And, thus much, for the Proposition in the text, you are not your own, but God's.
II. The next thing to be considered is the REASON: For you are bought with a price.
The force of this reason I have already shown you. I shall only now consider it absolutely, as it is in itself.
In these words is held forth unto us the great mystery of the Gospel, our redemption by Jesus Christ. I shall not treat of it in that latitude, that a full and complete handling of this subject would require; but confine myself to speak more briefly only to these few heads.
What this price of our redemption is.
To whom this price was paid, and of whom we were bought.
How the payment of a price can be consistent with the free mercy and grace of God in saving us.
What it is, that we are by this price redeemed from.
i. Let us consider WHAT THIS PRICE IS, WHICH IS PAID DOWN FOR OUR REDEMPTION.
And that is a price infinitely inestimable, consisting in all those dolorous sorrows and sufferings that our Lord Christ underwent in the days of his flesh, when it pleased the Lord to bruise him. In his nativity and circumcision, was this rich treasury first opened; which was never afterwards shut, until he paid out to the very last farthing, the very last drop of his most precious blood, as a full and satisfactory price of our redemption. But, though the whole course of his humiliation and abasement was part of this price which he paid; yet, because the chief and greatest sum of it was told down to God in his death and last passion, and all his other sorrows and sufferings were completed in this, therefore the Scripture does principally ascribe our redemption to the blood of Christ. So, 1 Peter 1:18, 19. You were not redeemed with corruptible things, as silver and gold.… But with the precious blood of Christ. His soul was made an offering for sin: Isaiah 53:10. The blood of Jesus Christ.… cleanses us from all sin: 1 John 1:7. and many other places to the same import. Now the blood and death of Christ, and all other parts of his exinanition, carried in them a sufficient, yes a redundant value, to expiate the sins of the whole world; from the infinite virtue of the hypostatic union of the divine with the human nature, whereby his blood became the blood of God; his sufferings, the abasement and humiliation of God: and this made it a price, not only equivalent unto, but infinitely surpassing and outbidding the purchase, for which it was offered.

● **Given information**:

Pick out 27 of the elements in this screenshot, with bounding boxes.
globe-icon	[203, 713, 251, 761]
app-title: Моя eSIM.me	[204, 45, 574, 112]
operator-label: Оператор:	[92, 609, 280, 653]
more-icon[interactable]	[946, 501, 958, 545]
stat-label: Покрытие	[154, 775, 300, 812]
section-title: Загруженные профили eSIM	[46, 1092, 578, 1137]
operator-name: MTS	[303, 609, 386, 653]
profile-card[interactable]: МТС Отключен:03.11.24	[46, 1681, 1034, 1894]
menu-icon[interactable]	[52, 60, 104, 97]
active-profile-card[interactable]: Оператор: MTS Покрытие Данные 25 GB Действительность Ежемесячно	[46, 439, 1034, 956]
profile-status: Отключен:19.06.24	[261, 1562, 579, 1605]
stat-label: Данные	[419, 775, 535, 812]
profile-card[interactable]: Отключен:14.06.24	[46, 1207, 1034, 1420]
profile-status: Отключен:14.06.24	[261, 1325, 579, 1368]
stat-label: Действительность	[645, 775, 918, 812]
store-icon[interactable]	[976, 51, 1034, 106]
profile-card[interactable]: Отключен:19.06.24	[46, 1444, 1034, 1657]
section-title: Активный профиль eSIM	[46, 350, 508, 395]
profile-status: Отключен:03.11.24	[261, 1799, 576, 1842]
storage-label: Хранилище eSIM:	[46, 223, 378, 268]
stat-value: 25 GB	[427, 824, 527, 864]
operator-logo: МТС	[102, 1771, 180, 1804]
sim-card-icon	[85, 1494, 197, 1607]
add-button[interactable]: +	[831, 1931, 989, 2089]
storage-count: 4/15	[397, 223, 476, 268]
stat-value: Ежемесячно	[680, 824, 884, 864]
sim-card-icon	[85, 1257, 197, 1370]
...
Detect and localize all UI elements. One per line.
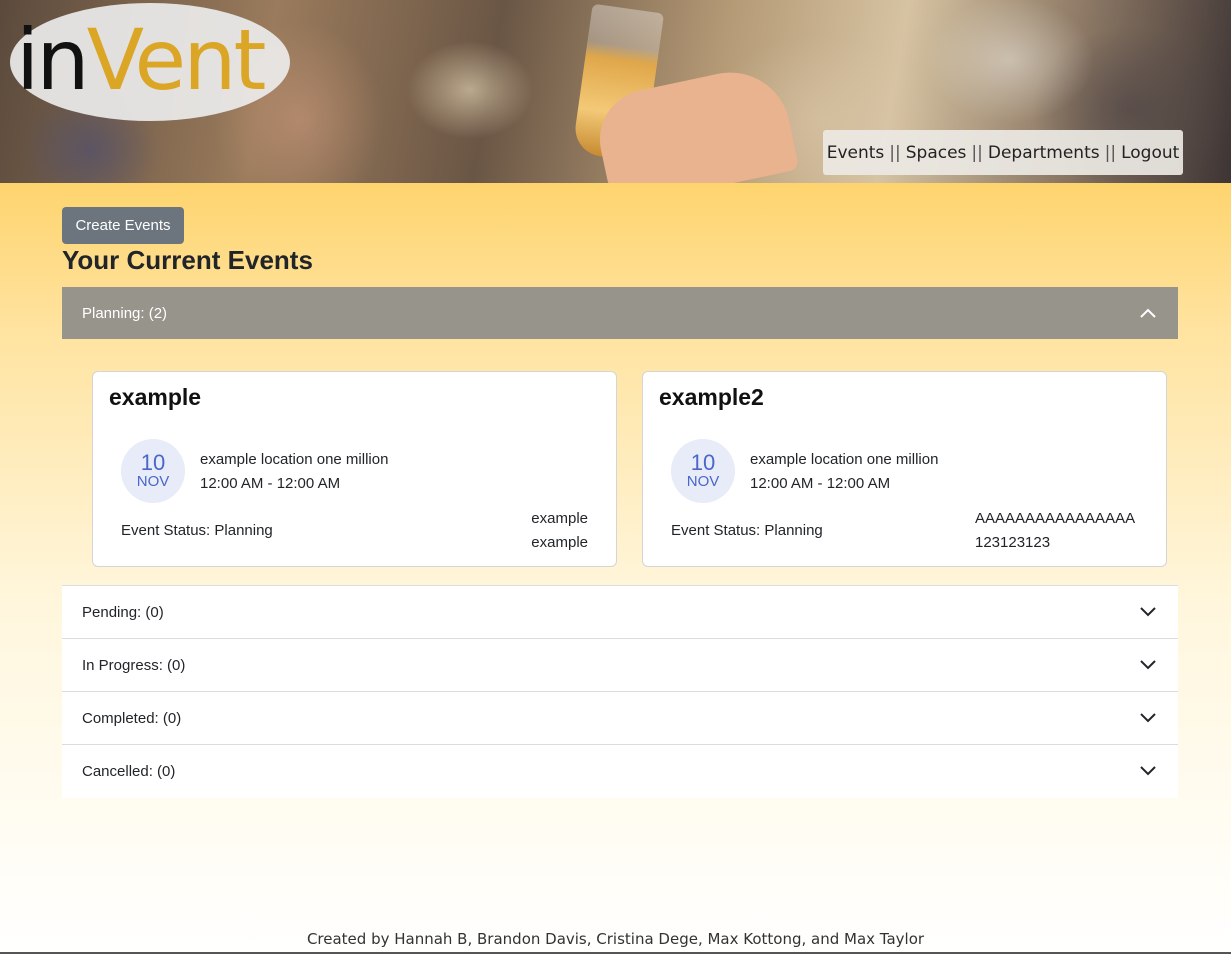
---
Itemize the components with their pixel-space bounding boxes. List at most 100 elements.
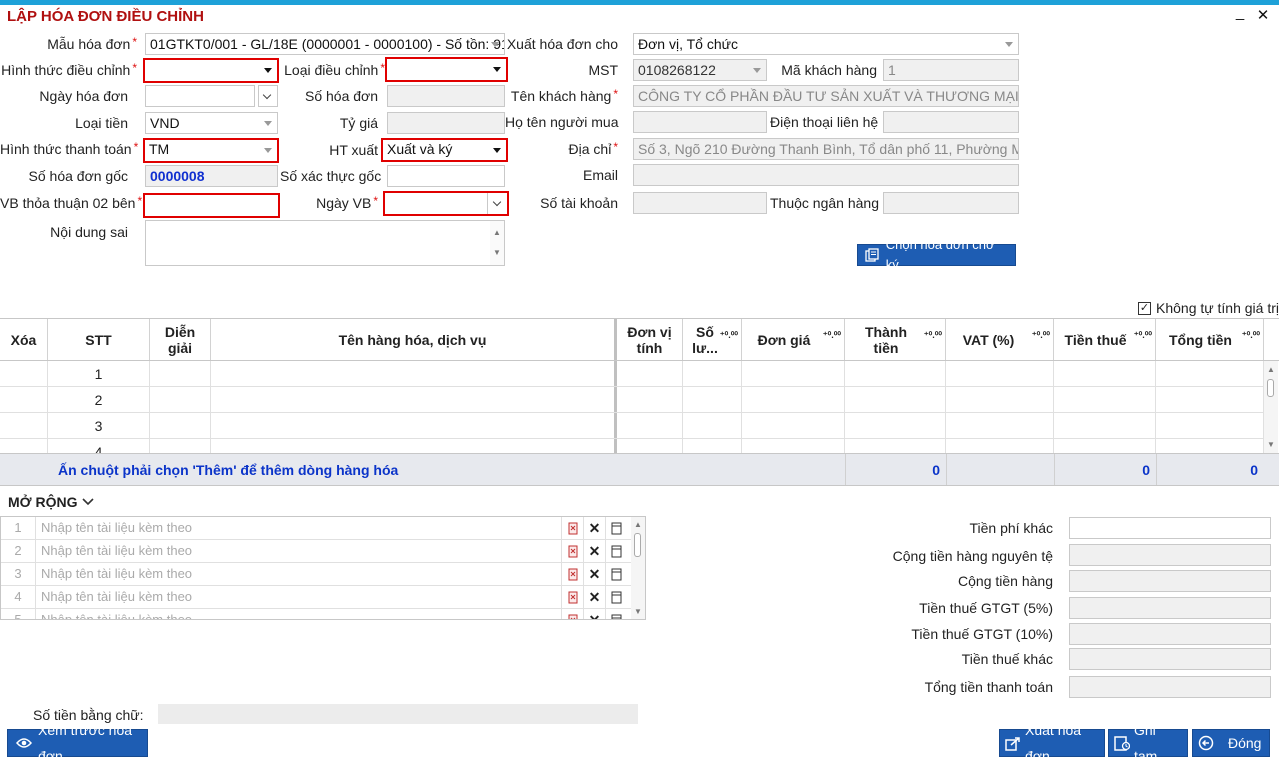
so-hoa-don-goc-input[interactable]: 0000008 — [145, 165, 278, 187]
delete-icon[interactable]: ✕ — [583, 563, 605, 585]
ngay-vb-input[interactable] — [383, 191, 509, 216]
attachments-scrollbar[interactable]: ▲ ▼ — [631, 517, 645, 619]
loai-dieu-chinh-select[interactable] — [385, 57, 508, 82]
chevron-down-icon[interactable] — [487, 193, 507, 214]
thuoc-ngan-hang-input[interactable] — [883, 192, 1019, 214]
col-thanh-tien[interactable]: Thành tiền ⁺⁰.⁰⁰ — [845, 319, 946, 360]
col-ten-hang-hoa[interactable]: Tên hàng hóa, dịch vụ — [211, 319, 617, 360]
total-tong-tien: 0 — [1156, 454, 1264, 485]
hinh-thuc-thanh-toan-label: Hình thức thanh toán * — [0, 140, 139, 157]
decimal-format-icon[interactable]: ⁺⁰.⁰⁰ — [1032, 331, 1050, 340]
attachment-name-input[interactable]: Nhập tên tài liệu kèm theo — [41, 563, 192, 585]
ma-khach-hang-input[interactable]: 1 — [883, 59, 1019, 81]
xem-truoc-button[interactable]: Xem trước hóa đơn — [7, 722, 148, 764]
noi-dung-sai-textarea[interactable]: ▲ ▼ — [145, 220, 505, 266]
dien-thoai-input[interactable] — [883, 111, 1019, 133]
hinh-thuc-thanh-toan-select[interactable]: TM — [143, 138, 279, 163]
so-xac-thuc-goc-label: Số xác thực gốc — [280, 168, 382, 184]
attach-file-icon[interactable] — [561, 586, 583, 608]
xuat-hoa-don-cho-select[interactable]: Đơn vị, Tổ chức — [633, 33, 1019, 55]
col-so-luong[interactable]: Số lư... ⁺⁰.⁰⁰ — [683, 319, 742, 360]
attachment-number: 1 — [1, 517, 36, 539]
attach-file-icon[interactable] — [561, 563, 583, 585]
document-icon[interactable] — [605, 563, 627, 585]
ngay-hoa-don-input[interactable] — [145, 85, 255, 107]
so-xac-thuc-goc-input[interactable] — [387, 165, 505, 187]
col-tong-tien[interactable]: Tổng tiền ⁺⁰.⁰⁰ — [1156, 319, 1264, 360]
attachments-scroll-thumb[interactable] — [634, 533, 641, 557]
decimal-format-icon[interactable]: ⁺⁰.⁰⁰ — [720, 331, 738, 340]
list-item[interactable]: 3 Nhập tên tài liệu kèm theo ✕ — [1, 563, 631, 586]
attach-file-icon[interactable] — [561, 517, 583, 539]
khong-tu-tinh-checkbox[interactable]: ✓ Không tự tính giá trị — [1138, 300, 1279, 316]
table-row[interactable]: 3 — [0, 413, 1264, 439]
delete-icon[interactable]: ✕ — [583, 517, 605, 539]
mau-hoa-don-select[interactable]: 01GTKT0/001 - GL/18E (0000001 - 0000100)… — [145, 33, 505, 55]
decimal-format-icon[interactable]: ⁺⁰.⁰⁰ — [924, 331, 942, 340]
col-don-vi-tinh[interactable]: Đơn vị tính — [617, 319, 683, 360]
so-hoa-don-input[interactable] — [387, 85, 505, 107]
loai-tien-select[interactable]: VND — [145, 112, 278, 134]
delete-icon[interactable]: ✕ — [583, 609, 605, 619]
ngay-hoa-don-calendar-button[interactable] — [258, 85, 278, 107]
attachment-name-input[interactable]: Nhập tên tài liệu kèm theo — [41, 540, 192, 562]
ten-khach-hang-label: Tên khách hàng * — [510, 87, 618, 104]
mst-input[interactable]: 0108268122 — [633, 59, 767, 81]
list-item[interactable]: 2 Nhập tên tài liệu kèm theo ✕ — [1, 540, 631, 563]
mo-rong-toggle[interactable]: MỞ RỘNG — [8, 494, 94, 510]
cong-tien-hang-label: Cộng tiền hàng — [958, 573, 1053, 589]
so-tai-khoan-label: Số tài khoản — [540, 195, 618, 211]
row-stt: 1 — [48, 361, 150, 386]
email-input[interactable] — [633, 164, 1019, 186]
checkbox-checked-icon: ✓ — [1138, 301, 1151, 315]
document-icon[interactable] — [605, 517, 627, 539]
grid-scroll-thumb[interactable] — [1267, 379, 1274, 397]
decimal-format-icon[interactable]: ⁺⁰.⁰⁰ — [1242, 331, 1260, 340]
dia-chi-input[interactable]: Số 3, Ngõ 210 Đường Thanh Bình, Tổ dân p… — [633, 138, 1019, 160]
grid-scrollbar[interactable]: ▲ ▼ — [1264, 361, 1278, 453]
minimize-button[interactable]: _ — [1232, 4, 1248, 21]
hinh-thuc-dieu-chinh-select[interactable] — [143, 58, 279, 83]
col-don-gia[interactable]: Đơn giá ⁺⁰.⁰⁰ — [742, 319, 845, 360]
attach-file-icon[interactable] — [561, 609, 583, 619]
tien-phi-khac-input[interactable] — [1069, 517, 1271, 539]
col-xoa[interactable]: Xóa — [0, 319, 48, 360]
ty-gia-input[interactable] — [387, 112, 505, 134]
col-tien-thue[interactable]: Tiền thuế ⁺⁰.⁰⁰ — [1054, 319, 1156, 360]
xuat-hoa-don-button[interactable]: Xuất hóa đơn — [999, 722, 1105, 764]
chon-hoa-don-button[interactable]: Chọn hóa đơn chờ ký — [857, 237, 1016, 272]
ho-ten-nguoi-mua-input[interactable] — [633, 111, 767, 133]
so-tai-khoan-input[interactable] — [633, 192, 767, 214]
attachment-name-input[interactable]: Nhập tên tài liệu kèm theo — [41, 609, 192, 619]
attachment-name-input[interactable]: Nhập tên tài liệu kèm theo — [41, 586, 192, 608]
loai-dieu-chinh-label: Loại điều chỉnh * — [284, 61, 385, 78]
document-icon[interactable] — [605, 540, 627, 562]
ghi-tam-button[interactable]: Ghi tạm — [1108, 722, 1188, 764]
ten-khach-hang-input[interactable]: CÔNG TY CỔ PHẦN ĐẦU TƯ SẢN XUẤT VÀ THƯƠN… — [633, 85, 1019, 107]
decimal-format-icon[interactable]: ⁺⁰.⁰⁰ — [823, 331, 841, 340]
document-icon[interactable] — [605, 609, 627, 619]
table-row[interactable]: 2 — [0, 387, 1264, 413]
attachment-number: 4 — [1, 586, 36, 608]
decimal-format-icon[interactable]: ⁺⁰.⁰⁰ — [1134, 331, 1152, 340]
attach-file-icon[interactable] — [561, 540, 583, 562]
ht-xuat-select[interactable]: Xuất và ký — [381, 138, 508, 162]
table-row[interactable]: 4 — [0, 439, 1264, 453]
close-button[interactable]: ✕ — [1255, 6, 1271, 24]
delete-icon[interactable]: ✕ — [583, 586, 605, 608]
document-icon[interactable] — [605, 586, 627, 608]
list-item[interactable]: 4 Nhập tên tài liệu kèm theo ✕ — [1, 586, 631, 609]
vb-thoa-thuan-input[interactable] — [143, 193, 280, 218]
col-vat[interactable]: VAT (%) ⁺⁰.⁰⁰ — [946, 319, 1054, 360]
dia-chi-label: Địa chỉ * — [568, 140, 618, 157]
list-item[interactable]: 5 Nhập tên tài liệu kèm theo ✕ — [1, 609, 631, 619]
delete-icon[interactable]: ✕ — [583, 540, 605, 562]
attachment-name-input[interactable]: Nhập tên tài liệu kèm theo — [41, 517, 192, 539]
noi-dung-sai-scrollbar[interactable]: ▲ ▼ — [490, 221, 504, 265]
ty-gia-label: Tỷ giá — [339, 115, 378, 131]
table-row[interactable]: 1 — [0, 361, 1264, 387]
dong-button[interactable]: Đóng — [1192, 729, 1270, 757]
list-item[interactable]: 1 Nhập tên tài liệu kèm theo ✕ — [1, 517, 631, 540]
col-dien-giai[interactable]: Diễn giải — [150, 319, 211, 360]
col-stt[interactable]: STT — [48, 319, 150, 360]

● **What is asked**:
1: From the passage on redemption above, write out the part that opens with the words containing "II. The next" and closes with "these few heads.".
2: Translate this sentence from the passage on redemption into Spanish: "In these words is held forth unto us the great mystery of the Gospel, our redemption by Jesus Christ."

● **Results by task**:
1:
II. The next thing to be considered is the REASON: For you are bought with a price.
The force of this reason I have already shown you. I shall only now consider it absolutely, as it is in itself.
In these words is held forth unto us the great mystery of the Gospel, our redemption by Jesus Christ. I shall not treat of it in that latitude, that a full and complete handling of this subject would require; but confine myself to speak more briefly only to these few heads.

2: En estas palabras se nos presenta el gran misterio del Evangelio, nuestra redención por Jesucristo.